» Required task
Copy the records word for word, starting from the first line and continuing up to and including the line that contains "1132, 634, 1139]".

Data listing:
______________________________

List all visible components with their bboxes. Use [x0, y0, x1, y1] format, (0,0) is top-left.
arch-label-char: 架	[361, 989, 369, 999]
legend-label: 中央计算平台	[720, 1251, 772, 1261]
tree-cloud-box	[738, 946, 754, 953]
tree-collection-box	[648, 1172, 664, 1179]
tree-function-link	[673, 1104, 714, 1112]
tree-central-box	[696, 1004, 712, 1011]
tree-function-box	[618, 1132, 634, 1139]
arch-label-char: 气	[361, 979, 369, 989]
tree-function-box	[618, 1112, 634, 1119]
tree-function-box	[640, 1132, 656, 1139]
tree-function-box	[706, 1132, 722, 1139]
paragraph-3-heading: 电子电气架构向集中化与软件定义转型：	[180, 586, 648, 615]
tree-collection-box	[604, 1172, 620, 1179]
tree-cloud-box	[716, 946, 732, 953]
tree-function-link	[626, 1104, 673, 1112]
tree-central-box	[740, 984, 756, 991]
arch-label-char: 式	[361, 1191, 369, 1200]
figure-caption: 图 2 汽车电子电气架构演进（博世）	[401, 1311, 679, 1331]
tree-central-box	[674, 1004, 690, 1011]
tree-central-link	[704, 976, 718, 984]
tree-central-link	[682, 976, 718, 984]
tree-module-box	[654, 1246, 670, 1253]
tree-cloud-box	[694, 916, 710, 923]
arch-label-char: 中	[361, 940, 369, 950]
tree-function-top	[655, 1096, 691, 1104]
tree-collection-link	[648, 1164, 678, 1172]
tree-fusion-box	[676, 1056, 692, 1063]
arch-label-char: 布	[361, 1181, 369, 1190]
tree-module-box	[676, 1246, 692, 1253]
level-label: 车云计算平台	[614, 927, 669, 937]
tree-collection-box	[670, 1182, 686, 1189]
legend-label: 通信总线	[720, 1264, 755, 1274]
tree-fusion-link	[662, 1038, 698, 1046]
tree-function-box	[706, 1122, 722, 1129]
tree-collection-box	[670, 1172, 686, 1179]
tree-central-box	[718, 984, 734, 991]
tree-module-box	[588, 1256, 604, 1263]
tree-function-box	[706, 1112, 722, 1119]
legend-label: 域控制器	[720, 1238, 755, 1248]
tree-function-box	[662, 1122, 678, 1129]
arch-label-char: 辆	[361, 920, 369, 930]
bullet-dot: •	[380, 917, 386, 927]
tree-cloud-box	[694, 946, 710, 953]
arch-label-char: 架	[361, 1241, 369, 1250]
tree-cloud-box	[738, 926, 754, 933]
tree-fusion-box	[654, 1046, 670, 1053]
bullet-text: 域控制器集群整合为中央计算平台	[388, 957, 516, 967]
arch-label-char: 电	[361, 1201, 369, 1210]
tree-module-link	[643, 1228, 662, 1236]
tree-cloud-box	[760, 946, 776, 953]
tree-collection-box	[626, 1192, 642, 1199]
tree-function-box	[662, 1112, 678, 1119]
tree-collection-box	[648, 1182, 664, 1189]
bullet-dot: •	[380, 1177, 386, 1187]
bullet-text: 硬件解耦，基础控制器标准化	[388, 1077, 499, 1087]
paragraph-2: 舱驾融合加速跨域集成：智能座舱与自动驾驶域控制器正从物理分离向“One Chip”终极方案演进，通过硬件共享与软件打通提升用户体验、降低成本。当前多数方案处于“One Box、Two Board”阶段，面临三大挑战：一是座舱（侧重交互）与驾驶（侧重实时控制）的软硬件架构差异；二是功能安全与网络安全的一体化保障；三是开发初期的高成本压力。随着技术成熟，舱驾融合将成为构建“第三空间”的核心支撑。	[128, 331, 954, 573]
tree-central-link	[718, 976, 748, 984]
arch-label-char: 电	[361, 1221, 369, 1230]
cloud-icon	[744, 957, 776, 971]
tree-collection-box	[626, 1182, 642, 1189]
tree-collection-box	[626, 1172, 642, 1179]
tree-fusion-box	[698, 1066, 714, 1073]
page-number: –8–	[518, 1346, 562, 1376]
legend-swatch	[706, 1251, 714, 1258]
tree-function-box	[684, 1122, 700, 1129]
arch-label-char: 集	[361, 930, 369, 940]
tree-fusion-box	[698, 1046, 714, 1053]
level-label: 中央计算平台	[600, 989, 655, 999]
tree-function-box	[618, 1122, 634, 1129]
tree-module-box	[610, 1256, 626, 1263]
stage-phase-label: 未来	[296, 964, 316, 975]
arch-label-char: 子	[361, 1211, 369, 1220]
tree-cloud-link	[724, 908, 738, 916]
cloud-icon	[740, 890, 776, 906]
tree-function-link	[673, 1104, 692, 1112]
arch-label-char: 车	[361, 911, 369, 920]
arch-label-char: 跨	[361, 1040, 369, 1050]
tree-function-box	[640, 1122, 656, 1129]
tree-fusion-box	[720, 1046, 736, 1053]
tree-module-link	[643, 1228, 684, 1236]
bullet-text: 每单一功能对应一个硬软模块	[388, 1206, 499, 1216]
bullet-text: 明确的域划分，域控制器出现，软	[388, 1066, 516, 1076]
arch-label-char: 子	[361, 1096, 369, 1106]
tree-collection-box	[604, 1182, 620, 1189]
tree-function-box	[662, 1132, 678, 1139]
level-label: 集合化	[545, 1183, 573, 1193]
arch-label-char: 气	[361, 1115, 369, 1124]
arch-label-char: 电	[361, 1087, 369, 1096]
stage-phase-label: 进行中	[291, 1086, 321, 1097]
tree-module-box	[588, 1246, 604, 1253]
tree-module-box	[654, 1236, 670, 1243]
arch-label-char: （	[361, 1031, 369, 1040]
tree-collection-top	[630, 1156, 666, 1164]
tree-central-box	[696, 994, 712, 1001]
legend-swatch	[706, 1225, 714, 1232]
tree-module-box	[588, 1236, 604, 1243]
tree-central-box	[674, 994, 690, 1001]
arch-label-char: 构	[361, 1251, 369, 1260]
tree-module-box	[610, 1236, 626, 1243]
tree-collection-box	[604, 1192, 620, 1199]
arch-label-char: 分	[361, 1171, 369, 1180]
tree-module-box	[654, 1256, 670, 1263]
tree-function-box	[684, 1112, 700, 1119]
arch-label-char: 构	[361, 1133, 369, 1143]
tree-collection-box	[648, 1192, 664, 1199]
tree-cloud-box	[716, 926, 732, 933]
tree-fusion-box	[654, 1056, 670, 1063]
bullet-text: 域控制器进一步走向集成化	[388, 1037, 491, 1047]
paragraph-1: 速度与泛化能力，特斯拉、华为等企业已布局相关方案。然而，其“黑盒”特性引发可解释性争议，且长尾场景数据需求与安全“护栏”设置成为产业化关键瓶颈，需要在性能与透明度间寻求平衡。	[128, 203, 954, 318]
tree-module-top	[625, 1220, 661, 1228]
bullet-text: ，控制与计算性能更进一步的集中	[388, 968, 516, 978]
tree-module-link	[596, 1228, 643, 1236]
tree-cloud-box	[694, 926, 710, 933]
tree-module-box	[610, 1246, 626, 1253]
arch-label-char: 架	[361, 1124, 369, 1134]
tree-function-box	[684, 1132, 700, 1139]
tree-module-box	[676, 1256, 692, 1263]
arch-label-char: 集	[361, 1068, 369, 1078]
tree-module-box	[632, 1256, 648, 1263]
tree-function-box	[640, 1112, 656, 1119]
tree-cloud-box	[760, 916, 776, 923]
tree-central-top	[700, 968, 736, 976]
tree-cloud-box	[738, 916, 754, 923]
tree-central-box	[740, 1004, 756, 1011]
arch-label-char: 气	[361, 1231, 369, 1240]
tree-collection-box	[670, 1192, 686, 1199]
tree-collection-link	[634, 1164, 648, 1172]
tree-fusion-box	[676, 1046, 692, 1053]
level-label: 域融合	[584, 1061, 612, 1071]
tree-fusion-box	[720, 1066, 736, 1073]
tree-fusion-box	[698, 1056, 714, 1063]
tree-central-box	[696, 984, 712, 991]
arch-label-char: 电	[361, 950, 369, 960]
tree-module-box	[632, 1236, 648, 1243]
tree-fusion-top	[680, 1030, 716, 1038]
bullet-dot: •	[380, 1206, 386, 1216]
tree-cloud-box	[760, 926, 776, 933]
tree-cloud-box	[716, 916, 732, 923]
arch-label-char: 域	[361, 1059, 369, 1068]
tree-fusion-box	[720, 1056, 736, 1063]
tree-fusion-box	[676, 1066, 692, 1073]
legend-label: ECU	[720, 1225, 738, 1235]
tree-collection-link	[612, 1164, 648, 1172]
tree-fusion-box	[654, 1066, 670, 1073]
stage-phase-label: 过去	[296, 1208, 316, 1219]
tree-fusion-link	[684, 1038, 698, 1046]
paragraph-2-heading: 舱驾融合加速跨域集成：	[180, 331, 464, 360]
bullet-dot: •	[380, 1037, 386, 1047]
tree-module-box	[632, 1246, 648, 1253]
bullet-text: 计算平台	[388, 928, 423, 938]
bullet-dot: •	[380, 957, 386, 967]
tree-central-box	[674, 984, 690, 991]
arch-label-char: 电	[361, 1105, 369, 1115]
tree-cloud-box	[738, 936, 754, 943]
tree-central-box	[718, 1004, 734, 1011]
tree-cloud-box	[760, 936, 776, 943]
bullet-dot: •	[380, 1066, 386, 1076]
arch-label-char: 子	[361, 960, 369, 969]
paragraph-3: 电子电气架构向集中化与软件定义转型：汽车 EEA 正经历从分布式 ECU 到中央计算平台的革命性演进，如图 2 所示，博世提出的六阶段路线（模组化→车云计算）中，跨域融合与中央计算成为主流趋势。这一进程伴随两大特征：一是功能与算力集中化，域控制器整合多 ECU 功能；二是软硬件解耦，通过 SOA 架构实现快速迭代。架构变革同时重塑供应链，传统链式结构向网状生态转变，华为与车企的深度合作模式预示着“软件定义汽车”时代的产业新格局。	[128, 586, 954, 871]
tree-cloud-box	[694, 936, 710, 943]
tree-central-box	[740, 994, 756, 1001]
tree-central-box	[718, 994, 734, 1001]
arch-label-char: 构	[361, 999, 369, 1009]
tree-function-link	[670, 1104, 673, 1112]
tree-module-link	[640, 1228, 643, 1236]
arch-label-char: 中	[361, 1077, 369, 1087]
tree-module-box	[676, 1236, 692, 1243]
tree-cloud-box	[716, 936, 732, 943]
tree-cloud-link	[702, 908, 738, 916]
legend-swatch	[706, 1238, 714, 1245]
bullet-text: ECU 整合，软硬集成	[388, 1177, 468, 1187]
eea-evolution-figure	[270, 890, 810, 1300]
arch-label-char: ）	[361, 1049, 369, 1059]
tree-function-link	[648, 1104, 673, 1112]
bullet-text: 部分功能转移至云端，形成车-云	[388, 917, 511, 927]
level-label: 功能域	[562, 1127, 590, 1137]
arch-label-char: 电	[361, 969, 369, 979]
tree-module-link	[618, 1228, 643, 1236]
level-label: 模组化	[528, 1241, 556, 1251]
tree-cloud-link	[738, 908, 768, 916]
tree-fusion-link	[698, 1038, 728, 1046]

______________________________

» Answer to this task
List all visible components with their bboxes. Use [x0, y0, x1, y1] format, (0,0) is top-left.
arch-label-char: 架	[361, 989, 369, 999]
legend-label: 中央计算平台	[720, 1251, 772, 1261]
tree-cloud-box	[738, 946, 754, 953]
tree-collection-box	[648, 1172, 664, 1179]
tree-function-link	[673, 1104, 714, 1112]
tree-central-box	[696, 1004, 712, 1011]
tree-function-box	[618, 1132, 634, 1139]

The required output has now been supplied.